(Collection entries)
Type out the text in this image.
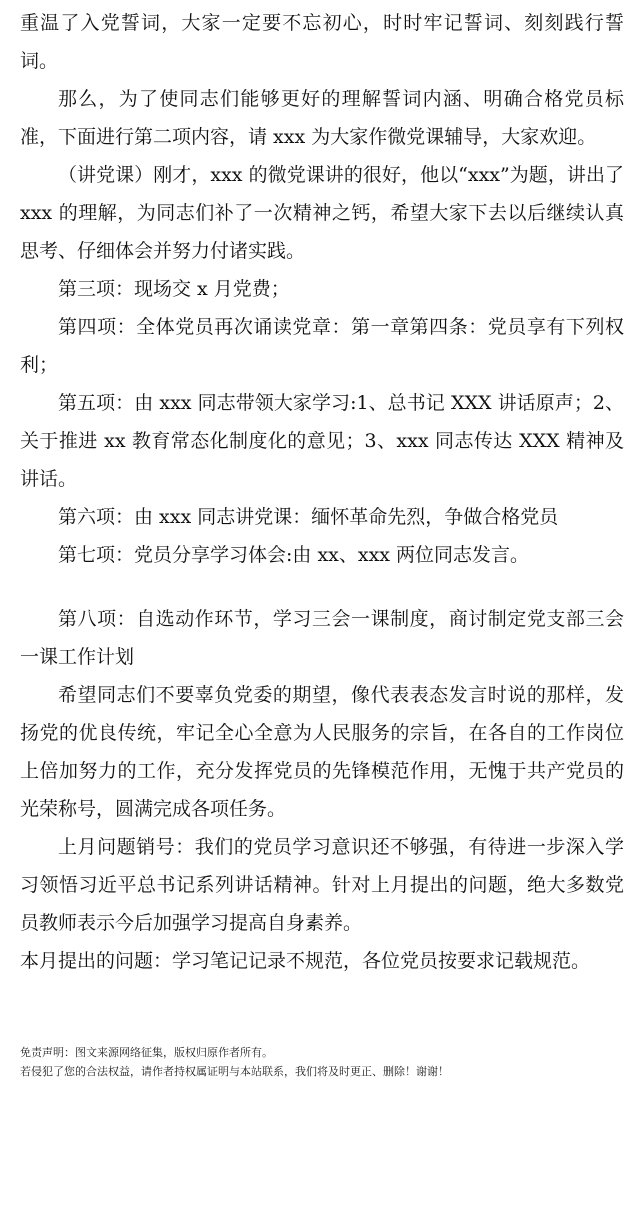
重温了入党誓词，大家一定要不忘初心，时时牢记誓词、刻刻践行誓词。

那么，为了使同志们能够更好的理解誓词内涵、明确合格党员标准，下面进行第二项内容，请 xxx 为大家作微党课辅导，大家欢迎。

（讲党课）刚才，xxx 的微党课讲的很好，他以“xxx”为题，讲出了 xxx 的理解，为同志们补了一次精神之钙，希望大家下去以后继续认真思考、仔细体会并努力付诸实践。

第三项：现场交 x 月党费；

第四项：全体党员再次诵读党章：第一章第四条：党员享有下列权利；

第五项：由 xxx 同志带领大家学习:1、总书记 XXX 讲话原声；2、关于推进 xx 教育常态化制度化的意见；3、xxx 同志传达 XXX 精神及讲话。

第六项：由 xxx 同志讲党课：缅怀革命先烈，争做合格党员

第七项：党员分享学习体会:由 xx、xxx 两位同志发言。

第八项：自选动作环节，学习三会一课制度，商讨制定党支部三会一课工作计划

希望同志们不要辜负党委的期望，像代表表态发言时说的那样，发扬党的优良传统，牢记全心全意为人民服务的宗旨，在各自的工作岗位上倍加努力的工作，充分发挥党员的先锋模范作用，无愧于共产党员的光荣称号，圆满完成各项任务。

上月问题销号：我们的党员学习意识还不够强，有待进一步深入学习领悟习近平总书记系列讲话精神。针对上月提出的问题，绝大多数党员教师表示今后加强学习提高自身素养。

本月提出的问题：学习笔记记录不规范，各位党员按要求记载规范。

免责声明：图文来源网络征集，版权归原作者所有。

若侵犯了您的合法权益，请作者持权属证明与本站联系，我们将及时更正、删除！谢谢！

Task directions: Repeat the full listing above exactly, with no pictures in the copy.

Final result:
Type out the text in this image.
重温了入党誓词，大家一定要不忘初心，时时牢记誓词、刻刻践行誓词。

那么，为了使同志们能够更好的理解誓词内涵、明确合格党员标准，下面进行第二项内容，请 xxx 为大家作微党课辅导，大家欢迎。

（讲党课）刚才，xxx 的微党课讲的很好，他以“xxx”为题，讲出了 xxx 的理解，为同志们补了一次精神之钙，希望大家下去以后继续认真思考、仔细体会并努力付诸实践。

第三项：现场交 x 月党费；

第四项：全体党员再次诵读党章：第一章第四条：党员享有下列权利；

第五项：由 xxx 同志带领大家学习:1、总书记 XXX 讲话原声；2、关于推进 xx 教育常态化制度化的意见；3、xxx 同志传达 XXX 精神及讲话。

第六项：由 xxx 同志讲党课：缅怀革命先烈，争做合格党员

第七项：党员分享学习体会:由 xx、xxx 两位同志发言。

第八项：自选动作环节，学习三会一课制度，商讨制定党支部三会一课工作计划

希望同志们不要辜负党委的期望，像代表表态发言时说的那样，发扬党的优良传统，牢记全心全意为人民服务的宗旨，在各自的工作岗位上倍加努力的工作，充分发挥党员的先锋模范作用，无愧于共产党员的光荣称号，圆满完成各项任务。

上月问题销号：我们的党员学习意识还不够强，有待进一步深入学习领悟习近平总书记系列讲话精神。针对上月提出的问题，绝大多数党员教师表示今后加强学习提高自身素养。

本月提出的问题：学习笔记记录不规范，各位党员按要求记载规范。

免责声明：图文来源网络征集，版权归原作者所有。

若侵犯了您的合法权益，请作者持权属证明与本站联系，我们将及时更正、删除！谢谢！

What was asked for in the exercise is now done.